---- LISTED RECORDS

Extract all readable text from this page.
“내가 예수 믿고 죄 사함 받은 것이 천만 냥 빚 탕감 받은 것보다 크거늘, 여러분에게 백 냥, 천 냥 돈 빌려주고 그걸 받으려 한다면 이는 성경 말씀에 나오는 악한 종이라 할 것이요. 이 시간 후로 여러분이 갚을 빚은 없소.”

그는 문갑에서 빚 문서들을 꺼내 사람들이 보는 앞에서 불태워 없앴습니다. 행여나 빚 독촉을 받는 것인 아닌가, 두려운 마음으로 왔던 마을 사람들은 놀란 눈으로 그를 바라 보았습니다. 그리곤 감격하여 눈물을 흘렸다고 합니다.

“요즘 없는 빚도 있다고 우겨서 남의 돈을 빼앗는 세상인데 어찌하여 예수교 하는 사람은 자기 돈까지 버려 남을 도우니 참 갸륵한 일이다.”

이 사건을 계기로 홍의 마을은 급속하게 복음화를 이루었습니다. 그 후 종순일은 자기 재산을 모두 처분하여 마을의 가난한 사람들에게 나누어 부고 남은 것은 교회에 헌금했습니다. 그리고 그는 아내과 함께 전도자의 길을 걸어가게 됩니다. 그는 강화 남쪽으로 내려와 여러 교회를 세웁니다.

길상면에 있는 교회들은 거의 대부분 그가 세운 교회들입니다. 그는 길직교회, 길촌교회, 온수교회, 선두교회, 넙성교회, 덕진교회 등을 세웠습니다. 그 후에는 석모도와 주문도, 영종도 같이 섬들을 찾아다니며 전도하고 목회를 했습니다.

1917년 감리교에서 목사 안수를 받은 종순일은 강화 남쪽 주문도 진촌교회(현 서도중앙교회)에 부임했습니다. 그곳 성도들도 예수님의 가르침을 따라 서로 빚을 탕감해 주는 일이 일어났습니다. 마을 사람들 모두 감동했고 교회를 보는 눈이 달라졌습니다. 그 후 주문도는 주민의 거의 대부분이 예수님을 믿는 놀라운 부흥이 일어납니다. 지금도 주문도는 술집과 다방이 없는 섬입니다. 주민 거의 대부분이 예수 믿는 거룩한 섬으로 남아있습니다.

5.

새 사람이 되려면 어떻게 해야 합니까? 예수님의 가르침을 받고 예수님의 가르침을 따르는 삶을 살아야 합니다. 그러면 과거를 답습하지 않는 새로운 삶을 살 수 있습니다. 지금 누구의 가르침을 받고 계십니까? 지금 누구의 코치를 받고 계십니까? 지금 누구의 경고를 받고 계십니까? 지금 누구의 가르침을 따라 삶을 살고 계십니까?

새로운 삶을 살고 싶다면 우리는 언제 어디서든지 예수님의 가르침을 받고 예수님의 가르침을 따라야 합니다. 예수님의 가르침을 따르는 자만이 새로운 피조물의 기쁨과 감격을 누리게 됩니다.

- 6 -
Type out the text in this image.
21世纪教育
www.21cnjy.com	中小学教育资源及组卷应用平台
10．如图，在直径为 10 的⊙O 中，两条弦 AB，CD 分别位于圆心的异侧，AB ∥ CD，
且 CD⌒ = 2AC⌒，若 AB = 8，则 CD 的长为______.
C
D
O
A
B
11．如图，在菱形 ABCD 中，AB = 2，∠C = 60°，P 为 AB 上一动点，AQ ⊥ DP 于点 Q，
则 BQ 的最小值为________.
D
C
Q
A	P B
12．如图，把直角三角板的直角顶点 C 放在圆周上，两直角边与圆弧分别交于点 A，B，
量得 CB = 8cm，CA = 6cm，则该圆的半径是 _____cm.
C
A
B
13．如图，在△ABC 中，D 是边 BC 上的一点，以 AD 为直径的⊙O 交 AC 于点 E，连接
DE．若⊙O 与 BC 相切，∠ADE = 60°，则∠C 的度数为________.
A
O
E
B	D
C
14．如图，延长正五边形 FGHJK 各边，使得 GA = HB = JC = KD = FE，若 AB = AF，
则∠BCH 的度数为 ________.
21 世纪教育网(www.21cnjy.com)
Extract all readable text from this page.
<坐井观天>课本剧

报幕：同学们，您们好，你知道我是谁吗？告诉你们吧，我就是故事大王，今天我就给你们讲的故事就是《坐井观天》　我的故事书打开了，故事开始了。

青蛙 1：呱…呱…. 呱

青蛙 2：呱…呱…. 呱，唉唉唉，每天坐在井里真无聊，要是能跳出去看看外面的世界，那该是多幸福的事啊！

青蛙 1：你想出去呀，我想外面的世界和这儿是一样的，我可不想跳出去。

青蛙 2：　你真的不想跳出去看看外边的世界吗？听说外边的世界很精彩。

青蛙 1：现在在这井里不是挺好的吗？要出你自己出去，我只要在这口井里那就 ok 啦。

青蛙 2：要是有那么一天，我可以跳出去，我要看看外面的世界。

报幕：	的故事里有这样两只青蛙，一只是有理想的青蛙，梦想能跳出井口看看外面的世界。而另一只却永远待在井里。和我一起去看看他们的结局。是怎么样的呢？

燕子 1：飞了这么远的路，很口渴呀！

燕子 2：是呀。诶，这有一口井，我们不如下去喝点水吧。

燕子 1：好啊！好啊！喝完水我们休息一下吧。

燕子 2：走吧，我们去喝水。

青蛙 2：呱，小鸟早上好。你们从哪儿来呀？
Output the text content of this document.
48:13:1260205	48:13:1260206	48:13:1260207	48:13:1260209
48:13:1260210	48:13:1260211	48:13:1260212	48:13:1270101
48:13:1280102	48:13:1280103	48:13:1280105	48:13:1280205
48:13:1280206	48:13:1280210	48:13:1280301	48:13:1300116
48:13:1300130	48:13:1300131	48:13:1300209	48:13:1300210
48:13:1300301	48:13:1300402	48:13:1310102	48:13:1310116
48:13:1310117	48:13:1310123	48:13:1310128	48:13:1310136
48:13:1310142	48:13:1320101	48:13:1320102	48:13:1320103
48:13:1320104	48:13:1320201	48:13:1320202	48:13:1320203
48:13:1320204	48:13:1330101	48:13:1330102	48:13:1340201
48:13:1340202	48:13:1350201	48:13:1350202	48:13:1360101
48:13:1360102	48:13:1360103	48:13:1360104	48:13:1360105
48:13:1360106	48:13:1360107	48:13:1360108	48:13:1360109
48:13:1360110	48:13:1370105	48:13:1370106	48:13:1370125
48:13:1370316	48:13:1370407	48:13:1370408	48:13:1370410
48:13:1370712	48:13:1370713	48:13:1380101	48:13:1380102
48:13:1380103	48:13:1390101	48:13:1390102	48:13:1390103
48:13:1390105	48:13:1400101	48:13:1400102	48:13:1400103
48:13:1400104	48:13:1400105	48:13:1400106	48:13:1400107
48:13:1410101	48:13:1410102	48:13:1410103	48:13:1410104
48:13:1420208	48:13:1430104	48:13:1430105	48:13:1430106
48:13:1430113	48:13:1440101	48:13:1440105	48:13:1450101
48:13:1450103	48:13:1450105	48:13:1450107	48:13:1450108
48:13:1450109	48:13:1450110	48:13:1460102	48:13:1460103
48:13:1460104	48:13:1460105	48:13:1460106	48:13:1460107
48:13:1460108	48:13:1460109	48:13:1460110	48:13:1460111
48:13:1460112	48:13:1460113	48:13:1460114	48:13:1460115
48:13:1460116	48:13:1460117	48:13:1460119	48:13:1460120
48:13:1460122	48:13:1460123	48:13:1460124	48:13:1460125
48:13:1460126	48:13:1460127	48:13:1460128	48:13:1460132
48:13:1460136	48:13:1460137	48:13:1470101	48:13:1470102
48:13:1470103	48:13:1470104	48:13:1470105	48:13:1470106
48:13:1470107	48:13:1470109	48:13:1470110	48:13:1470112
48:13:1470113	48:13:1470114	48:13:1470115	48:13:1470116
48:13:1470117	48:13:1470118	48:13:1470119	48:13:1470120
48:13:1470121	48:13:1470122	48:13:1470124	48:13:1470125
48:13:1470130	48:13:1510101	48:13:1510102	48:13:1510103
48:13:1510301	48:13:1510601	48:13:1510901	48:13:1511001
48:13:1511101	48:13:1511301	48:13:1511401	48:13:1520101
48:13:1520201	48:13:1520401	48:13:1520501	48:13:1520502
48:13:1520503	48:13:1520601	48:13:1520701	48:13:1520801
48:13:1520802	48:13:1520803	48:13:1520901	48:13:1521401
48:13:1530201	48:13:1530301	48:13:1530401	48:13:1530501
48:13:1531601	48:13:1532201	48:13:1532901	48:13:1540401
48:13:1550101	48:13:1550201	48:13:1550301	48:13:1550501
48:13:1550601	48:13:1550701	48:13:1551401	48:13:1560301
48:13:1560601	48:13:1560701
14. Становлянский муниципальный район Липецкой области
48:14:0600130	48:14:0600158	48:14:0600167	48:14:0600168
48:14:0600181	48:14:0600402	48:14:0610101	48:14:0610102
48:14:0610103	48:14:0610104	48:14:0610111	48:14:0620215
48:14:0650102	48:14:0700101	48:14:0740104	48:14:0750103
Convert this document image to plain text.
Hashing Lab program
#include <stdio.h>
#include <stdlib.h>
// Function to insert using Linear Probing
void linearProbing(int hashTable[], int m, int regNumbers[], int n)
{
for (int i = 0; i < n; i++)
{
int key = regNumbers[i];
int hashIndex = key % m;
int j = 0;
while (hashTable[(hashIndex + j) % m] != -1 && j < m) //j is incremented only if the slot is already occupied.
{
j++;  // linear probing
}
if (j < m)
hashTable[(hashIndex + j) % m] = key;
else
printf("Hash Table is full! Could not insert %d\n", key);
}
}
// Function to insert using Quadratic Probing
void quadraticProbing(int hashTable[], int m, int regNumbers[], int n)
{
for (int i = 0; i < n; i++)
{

--------

| GOAL |
From the line holding "Convert this document image to plain text." down to the final line above, quote every line exactly and only those lines.

| SOLVED PROBLEM |
Convert this document image to plain text.
Hashing Lab program
#include <stdio.h>
#include <stdlib.h>
// Function to insert using Linear Probing
void linearProbing(int hashTable[], int m, int regNumbers[], int n)
{
for (int i = 0; i < n; i++)
{
int key = regNumbers[i];
int hashIndex = key % m;
int j = 0;
while (hashTable[(hashIndex + j) % m] != -1 && j < m) //j is incremented only if the slot is already occupied.
{
j++;  // linear probing
}
if (j < m)
hashTable[(hashIndex + j) % m] = key;
else
printf("Hash Table is full! Could not insert %d\n", key);
}
}
// Function to insert using Quadratic Probing
void quadraticProbing(int hashTable[], int m, int regNumbers[], int n)
{
for (int i = 0; i < n; i++)
{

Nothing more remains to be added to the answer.